##### SUPPLIED DATA #####
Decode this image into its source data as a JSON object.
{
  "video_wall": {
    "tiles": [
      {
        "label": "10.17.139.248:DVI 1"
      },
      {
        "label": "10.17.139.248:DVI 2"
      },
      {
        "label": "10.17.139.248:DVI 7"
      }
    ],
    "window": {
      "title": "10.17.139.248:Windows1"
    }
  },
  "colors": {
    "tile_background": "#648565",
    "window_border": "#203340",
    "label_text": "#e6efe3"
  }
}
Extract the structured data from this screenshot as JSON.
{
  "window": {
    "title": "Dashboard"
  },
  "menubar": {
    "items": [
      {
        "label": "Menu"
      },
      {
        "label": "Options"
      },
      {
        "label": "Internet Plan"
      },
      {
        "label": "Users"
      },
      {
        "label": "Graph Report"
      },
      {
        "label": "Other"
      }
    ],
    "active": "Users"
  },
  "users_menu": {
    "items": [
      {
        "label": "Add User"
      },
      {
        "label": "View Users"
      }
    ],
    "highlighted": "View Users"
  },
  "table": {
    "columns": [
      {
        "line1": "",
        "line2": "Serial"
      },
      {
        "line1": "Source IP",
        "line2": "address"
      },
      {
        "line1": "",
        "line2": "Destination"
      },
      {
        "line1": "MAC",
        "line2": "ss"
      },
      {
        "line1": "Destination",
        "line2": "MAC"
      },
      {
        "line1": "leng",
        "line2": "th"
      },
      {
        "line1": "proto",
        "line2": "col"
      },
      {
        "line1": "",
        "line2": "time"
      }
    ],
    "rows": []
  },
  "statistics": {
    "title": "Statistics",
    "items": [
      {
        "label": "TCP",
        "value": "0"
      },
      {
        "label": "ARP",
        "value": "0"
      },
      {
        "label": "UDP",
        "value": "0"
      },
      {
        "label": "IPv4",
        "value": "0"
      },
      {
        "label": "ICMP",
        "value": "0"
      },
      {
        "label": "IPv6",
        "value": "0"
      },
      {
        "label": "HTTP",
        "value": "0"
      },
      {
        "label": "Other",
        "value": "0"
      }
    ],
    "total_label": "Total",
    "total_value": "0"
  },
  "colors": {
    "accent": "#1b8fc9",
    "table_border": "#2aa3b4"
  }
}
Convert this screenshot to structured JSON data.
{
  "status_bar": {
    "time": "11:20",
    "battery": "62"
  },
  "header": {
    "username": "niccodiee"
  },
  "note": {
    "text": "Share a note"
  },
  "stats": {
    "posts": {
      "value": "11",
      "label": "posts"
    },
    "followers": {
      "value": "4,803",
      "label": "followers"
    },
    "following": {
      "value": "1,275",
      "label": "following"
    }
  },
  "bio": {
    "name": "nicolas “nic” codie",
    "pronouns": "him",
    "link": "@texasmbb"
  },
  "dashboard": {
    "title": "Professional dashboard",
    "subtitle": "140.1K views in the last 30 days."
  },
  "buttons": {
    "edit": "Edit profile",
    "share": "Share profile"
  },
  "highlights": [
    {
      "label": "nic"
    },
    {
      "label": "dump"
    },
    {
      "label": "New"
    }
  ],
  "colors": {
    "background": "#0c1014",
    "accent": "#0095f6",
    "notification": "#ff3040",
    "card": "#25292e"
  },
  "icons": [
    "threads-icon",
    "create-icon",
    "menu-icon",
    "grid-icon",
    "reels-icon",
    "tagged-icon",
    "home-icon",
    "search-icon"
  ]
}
#####
##### SUPPLIED DATA #####
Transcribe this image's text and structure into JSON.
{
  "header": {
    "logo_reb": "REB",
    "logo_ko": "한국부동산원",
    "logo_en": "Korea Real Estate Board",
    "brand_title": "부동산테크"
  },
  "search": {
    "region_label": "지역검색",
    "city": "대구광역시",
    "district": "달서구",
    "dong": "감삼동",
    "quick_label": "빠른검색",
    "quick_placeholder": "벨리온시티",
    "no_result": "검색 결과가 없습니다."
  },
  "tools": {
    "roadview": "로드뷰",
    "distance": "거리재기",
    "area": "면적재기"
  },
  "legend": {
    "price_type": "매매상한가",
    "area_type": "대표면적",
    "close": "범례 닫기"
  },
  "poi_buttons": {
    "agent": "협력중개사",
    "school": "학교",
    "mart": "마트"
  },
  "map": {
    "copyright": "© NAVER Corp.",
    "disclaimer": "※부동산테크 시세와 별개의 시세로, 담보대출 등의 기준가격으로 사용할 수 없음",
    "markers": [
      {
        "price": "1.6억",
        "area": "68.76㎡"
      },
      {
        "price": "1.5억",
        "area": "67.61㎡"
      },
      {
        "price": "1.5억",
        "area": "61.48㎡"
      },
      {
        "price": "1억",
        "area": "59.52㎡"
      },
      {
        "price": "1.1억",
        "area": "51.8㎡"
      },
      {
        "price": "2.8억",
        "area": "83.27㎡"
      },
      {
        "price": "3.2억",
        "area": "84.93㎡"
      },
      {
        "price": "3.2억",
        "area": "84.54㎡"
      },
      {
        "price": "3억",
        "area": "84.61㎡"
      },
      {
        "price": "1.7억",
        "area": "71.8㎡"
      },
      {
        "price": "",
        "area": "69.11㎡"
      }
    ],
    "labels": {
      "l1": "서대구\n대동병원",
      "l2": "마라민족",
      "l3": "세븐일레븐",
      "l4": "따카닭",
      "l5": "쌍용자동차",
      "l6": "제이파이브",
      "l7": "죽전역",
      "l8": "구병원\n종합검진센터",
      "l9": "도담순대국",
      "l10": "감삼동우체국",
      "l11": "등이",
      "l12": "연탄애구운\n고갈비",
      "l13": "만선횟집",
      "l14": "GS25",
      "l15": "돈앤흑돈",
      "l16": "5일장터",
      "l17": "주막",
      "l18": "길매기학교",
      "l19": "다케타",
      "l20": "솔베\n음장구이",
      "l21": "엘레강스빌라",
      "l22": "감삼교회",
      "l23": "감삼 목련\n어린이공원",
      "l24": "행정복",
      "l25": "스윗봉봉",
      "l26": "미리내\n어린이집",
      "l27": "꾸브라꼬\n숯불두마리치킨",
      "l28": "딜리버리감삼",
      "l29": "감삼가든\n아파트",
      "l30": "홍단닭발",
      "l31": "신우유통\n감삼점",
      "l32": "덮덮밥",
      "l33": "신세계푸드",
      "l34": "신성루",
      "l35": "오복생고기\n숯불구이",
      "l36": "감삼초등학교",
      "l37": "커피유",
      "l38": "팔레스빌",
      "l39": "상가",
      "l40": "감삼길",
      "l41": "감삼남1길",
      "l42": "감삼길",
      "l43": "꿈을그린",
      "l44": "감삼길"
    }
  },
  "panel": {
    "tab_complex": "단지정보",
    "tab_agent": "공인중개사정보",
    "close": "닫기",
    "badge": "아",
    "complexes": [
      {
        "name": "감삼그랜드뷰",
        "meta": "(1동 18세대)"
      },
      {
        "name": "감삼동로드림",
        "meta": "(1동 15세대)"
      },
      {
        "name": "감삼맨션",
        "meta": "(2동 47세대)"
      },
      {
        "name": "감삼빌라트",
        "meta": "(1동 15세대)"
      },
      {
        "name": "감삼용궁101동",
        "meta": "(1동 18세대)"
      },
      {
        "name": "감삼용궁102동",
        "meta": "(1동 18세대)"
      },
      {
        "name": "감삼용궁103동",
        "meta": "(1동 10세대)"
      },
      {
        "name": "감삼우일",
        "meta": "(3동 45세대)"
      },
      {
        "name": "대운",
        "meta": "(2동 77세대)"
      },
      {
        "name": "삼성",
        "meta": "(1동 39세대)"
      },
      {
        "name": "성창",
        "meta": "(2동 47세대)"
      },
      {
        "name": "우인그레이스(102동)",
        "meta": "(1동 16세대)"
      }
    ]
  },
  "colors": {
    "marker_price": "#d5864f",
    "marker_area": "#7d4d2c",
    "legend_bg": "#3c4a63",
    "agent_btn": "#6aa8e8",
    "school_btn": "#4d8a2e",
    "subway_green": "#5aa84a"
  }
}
#####
All lines that include "into" are to be gathered and copied.

Decode this image into its source data as a JSON object.
Transcribe this image's text and structure into JSON.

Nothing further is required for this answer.